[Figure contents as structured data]
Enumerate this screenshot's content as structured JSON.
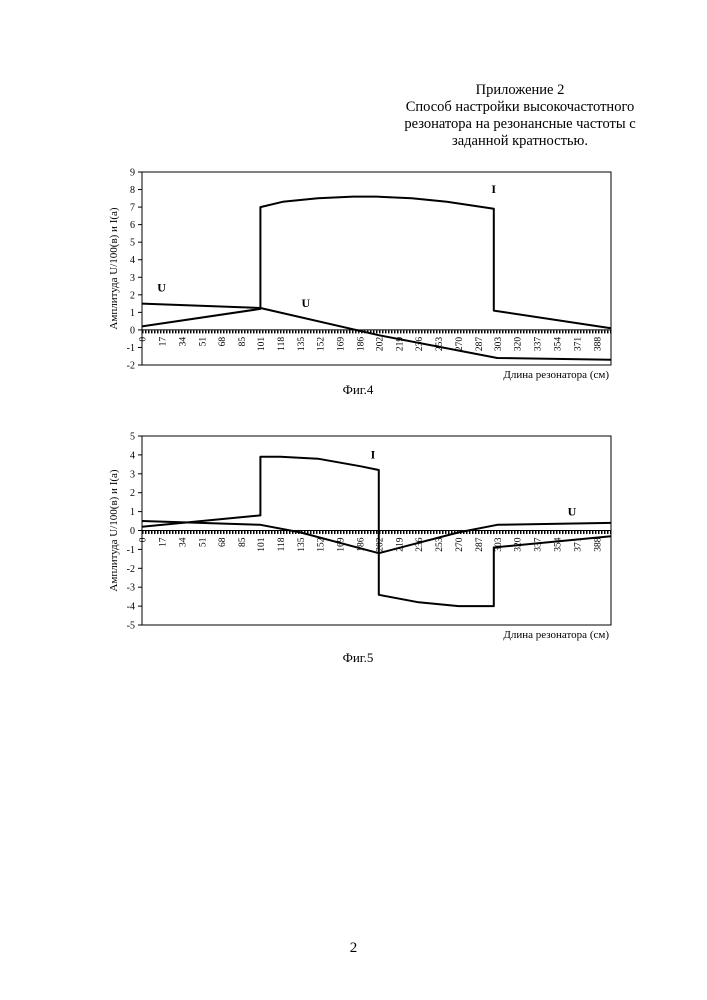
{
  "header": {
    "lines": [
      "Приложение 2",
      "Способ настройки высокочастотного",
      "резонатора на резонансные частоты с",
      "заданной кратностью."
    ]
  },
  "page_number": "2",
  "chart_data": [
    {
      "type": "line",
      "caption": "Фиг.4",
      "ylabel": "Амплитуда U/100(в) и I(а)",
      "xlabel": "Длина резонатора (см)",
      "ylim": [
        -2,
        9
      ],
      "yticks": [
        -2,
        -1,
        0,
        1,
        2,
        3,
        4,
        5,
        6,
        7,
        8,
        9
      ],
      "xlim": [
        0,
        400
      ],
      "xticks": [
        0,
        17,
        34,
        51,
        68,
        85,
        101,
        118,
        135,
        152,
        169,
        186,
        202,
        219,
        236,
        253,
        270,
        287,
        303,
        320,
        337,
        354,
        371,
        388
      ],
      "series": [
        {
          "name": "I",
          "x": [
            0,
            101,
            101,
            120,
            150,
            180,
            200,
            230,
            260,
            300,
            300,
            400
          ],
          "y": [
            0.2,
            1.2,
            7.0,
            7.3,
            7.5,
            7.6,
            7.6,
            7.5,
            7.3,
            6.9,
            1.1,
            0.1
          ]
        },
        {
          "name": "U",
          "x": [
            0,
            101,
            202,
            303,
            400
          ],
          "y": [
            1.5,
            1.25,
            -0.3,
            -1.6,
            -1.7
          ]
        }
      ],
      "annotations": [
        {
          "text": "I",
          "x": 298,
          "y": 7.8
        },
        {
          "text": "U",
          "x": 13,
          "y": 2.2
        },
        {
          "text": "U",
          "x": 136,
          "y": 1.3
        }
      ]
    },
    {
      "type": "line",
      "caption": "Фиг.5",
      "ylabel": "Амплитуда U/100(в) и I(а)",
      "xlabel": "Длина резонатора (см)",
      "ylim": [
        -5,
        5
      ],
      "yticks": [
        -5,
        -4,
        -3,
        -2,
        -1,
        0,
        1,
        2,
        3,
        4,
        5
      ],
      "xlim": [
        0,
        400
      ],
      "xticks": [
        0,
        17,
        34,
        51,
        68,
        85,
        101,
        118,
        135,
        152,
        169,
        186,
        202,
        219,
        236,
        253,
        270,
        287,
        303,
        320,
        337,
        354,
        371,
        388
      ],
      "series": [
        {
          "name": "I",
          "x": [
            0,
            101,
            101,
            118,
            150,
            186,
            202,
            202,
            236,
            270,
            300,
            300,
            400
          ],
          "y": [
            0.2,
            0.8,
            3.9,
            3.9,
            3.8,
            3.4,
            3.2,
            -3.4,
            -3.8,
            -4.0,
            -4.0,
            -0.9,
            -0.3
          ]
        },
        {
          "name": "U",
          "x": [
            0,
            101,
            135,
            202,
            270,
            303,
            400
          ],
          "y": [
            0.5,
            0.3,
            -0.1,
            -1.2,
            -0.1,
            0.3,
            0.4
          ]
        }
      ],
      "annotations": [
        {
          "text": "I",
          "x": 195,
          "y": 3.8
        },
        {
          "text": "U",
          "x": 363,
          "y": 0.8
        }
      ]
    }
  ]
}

...

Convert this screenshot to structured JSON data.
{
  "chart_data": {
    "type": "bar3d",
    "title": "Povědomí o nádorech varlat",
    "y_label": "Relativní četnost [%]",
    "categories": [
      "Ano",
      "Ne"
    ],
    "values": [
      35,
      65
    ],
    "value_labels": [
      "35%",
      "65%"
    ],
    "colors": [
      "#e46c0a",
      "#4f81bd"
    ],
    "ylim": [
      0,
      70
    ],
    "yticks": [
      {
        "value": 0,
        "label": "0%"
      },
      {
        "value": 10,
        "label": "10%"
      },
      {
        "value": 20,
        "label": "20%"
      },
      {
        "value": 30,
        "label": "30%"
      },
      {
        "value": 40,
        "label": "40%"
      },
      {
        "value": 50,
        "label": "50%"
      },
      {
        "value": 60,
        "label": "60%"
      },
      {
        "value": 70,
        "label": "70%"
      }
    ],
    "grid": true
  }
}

Set problem: Search the entries for the word "this", then gather every line that has it.

The completed task:
Enumerate this screenshot's content as structured JSON.
Convert this screenshot to structured JSON data.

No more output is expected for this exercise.